TASK DESCRIPTION → How many lines hold the string "fusion"? Give only the number.

INPUT RECORDS →
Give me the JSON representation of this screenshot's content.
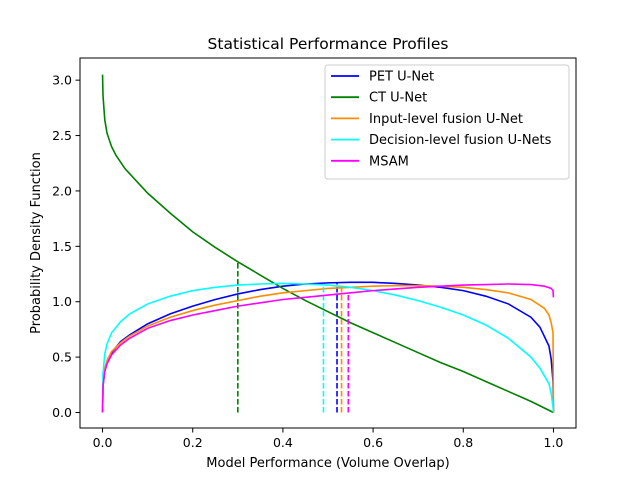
{
  "chart_data": {
    "type": "line",
    "title": "Statistical Performance Profiles",
    "xlabel": "Model Performance (Volume Overlap)",
    "ylabel": "Probability Density Function",
    "xlim": [
      -0.05,
      1.05
    ],
    "ylim": [
      -0.14,
      3.2
    ],
    "xticks": [
      "0.0",
      "0.2",
      "0.4",
      "0.6",
      "0.8",
      "1.0"
    ],
    "yticks": [
      "0.0",
      "0.5",
      "1.0",
      "1.5",
      "2.0",
      "2.5",
      "3.0"
    ],
    "legend_position": "top-right",
    "series": [
      {
        "name": "PET U-Net",
        "color": "#0000ff",
        "x": [
          0.0,
          0.001,
          0.005,
          0.01,
          0.02,
          0.04,
          0.06,
          0.1,
          0.15,
          0.2,
          0.25,
          0.3,
          0.35,
          0.4,
          0.45,
          0.5,
          0.55,
          0.6,
          0.65,
          0.7,
          0.75,
          0.8,
          0.85,
          0.9,
          0.95,
          0.97,
          0.99,
          0.995,
          0.999,
          1.0
        ],
        "y": [
          0.0,
          0.24,
          0.38,
          0.45,
          0.54,
          0.64,
          0.7,
          0.8,
          0.89,
          0.96,
          1.02,
          1.07,
          1.11,
          1.14,
          1.16,
          1.17,
          1.175,
          1.175,
          1.165,
          1.15,
          1.13,
          1.1,
          1.05,
          0.98,
          0.86,
          0.77,
          0.6,
          0.48,
          0.28,
          0.0
        ],
        "mean": 0.52
      },
      {
        "name": "CT U-Net",
        "color": "#008000",
        "x": [
          0.0,
          0.001,
          0.005,
          0.01,
          0.02,
          0.03,
          0.05,
          0.1,
          0.15,
          0.2,
          0.25,
          0.3,
          0.35,
          0.4,
          0.45,
          0.5,
          0.55,
          0.6,
          0.65,
          0.7,
          0.75,
          0.8,
          0.85,
          0.9,
          0.95,
          1.0
        ],
        "y": [
          3.05,
          2.86,
          2.64,
          2.52,
          2.4,
          2.32,
          2.2,
          1.98,
          1.8,
          1.63,
          1.49,
          1.36,
          1.24,
          1.12,
          1.01,
          0.91,
          0.81,
          0.72,
          0.63,
          0.54,
          0.45,
          0.37,
          0.28,
          0.19,
          0.1,
          0.0
        ],
        "mean": 0.3
      },
      {
        "name": "Input-level fusion U-Net",
        "color": "#ff8c00",
        "x": [
          0.0,
          0.001,
          0.005,
          0.01,
          0.02,
          0.04,
          0.06,
          0.1,
          0.15,
          0.2,
          0.25,
          0.3,
          0.35,
          0.4,
          0.45,
          0.5,
          0.55,
          0.6,
          0.65,
          0.7,
          0.75,
          0.8,
          0.85,
          0.9,
          0.95,
          0.98,
          0.99,
          0.995,
          0.999,
          1.0
        ],
        "y": [
          0.0,
          0.26,
          0.4,
          0.47,
          0.55,
          0.63,
          0.69,
          0.78,
          0.86,
          0.92,
          0.97,
          1.01,
          1.05,
          1.08,
          1.1,
          1.12,
          1.13,
          1.14,
          1.145,
          1.145,
          1.14,
          1.13,
          1.11,
          1.08,
          1.02,
          0.94,
          0.88,
          0.81,
          0.72,
          0.0
        ],
        "mean": 0.53
      },
      {
        "name": "Decision-level fusion U-Nets",
        "color": "#00ffff",
        "x": [
          0.0,
          0.001,
          0.005,
          0.01,
          0.02,
          0.04,
          0.06,
          0.1,
          0.15,
          0.2,
          0.25,
          0.3,
          0.35,
          0.4,
          0.45,
          0.5,
          0.55,
          0.6,
          0.65,
          0.7,
          0.75,
          0.8,
          0.85,
          0.9,
          0.95,
          0.97,
          0.99,
          0.995,
          0.999,
          1.0
        ],
        "y": [
          0.0,
          0.35,
          0.53,
          0.62,
          0.72,
          0.82,
          0.89,
          0.98,
          1.05,
          1.1,
          1.13,
          1.15,
          1.16,
          1.165,
          1.16,
          1.15,
          1.13,
          1.1,
          1.06,
          1.01,
          0.95,
          0.88,
          0.79,
          0.67,
          0.5,
          0.4,
          0.26,
          0.17,
          0.05,
          0.0
        ],
        "mean": 0.49
      },
      {
        "name": "MSAM",
        "color": "#ff00ff",
        "x": [
          0.0,
          0.001,
          0.005,
          0.01,
          0.02,
          0.04,
          0.06,
          0.1,
          0.15,
          0.2,
          0.25,
          0.3,
          0.35,
          0.4,
          0.45,
          0.5,
          0.55,
          0.6,
          0.65,
          0.7,
          0.75,
          0.8,
          0.85,
          0.9,
          0.95,
          0.98,
          0.995,
          0.999,
          1.0
        ],
        "y": [
          0.0,
          0.24,
          0.37,
          0.44,
          0.52,
          0.61,
          0.67,
          0.76,
          0.83,
          0.88,
          0.92,
          0.96,
          0.99,
          1.02,
          1.04,
          1.06,
          1.08,
          1.1,
          1.115,
          1.13,
          1.14,
          1.15,
          1.155,
          1.16,
          1.155,
          1.14,
          1.12,
          1.1,
          1.04
        ],
        "mean": 0.545
      }
    ]
  }
}
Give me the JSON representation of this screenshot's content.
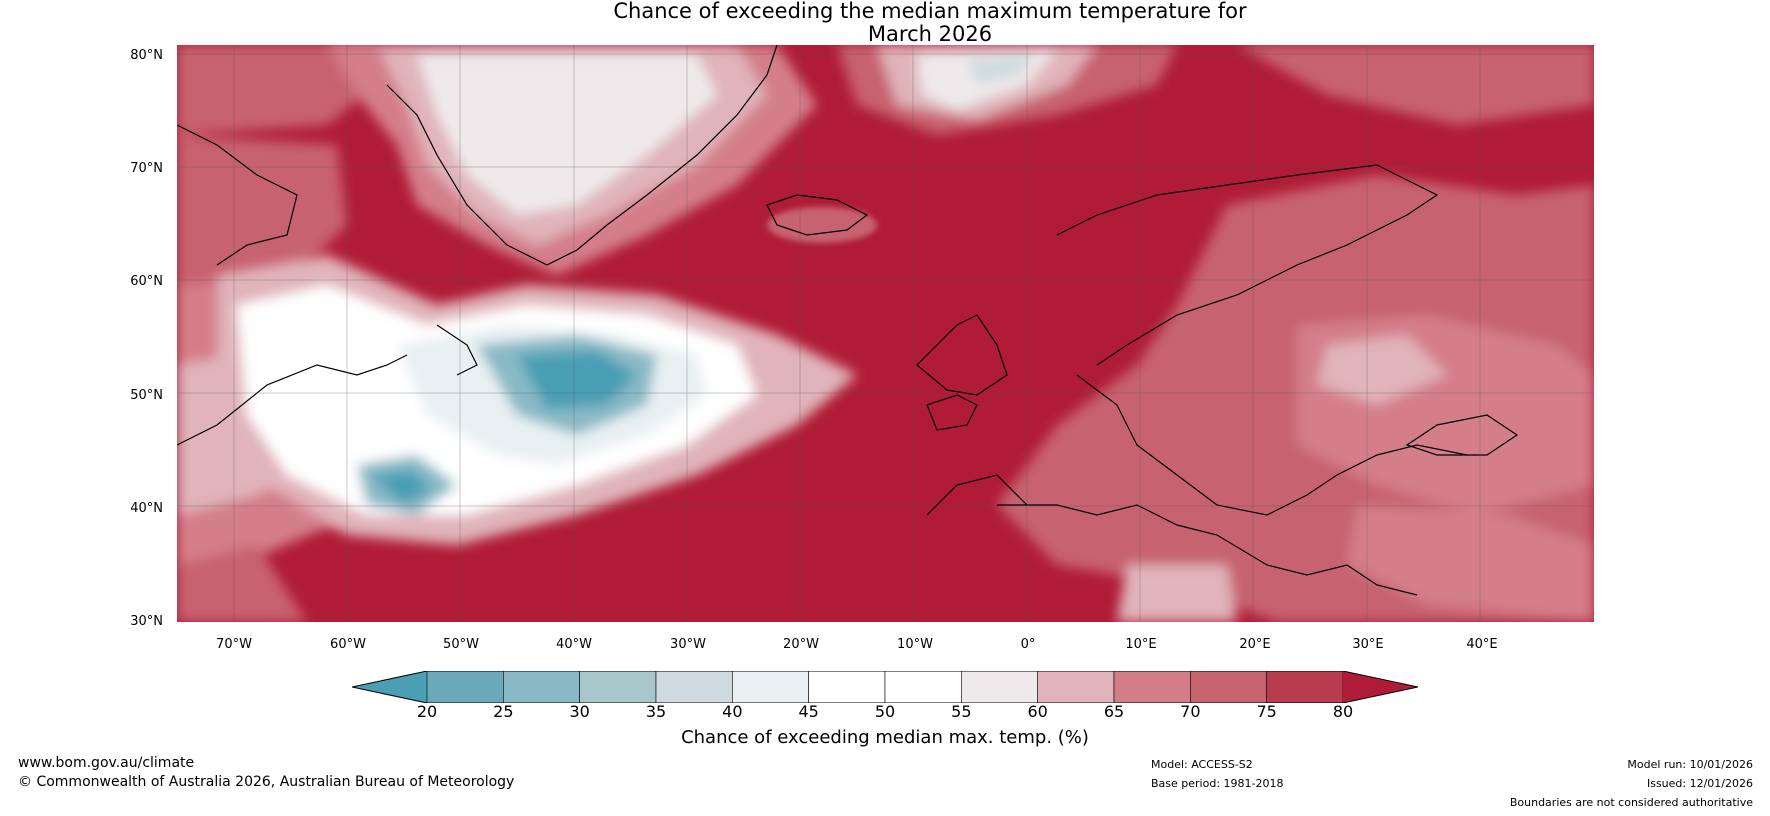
{
  "title": {
    "line1": "Chance of exceeding the median maximum temperature for",
    "line2": "March 2026"
  },
  "map": {
    "lat_labels": [
      "80°N",
      "70°N",
      "60°N",
      "50°N",
      "40°N",
      "30°N"
    ],
    "lon_labels": [
      "70°W",
      "60°W",
      "50°W",
      "40°W",
      "30°W",
      "20°W",
      "10°W",
      "0°",
      "10°E",
      "20°E",
      "30°E",
      "40°E"
    ],
    "lat_range": [
      30,
      81
    ],
    "lon_range": [
      -75,
      50
    ]
  },
  "colorbar": {
    "label": "Chance of exceeding median max. temp. (%)",
    "ticks": [
      "20",
      "25",
      "30",
      "35",
      "40",
      "45",
      "50",
      "55",
      "60",
      "65",
      "70",
      "75",
      "80"
    ],
    "colors": [
      "#4a9fb3",
      "#6aa9b9",
      "#89b9c6",
      "#a8c7cd",
      "#cfdbe0",
      "#e8f0f2",
      "#ffffff",
      "#ffffff",
      "#eeeaeb",
      "#e0b4ba",
      "#d47e8a",
      "#c7626f",
      "#b83b4e",
      "#b01c37"
    ]
  },
  "footer": {
    "website": "www.bom.gov.au/climate",
    "copyright": "© Commonwealth of Australia 2026, Australian Bureau of Meteorology",
    "model": "Model: ACCESS-S2",
    "base_period": "Base period: 1981-2018",
    "model_run": "Model run: 10/01/2026",
    "issued": "Issued: 12/01/2026",
    "disclaimer": "Boundaries are not considered authoritative"
  }
}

TASK SOLUTION → 2